_DIRECTIONS FOR THIS TASK_
Copy out every line that contains the word "text".

Dataset entries:

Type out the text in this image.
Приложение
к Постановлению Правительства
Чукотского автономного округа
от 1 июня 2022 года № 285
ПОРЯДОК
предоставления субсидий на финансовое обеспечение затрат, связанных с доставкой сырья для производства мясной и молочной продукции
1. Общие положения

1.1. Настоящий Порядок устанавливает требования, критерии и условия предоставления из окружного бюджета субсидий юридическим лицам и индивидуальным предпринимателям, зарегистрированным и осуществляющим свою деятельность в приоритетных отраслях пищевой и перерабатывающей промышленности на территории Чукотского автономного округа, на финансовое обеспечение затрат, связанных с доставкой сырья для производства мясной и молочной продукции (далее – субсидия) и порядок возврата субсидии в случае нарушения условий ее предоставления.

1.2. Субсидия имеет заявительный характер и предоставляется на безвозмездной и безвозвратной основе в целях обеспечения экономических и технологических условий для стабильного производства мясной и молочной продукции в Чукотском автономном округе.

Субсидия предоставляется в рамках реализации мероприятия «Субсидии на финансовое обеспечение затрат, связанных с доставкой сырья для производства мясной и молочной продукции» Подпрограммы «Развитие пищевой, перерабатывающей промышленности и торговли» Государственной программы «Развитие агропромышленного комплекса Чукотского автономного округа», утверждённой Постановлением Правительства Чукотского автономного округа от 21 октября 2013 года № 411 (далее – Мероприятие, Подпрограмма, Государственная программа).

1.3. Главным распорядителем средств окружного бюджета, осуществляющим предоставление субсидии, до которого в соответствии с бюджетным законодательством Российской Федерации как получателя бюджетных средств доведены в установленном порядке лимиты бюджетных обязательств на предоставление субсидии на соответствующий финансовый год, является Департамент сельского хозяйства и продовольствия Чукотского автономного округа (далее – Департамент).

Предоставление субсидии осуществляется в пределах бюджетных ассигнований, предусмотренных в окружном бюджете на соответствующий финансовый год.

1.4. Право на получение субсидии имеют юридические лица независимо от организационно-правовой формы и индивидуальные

==

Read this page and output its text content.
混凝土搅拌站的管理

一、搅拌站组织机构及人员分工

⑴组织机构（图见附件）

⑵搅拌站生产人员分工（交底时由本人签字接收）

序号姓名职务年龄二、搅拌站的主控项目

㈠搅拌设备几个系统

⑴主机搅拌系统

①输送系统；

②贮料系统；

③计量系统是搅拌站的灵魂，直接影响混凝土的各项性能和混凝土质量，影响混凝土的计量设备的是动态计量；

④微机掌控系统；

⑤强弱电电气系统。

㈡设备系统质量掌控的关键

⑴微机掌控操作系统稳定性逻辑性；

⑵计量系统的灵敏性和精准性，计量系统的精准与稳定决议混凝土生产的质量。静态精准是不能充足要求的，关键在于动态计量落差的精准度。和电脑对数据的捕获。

_RESPONSE TO THIS TASK_
Type out the text in this image.
Read this page and output its text content.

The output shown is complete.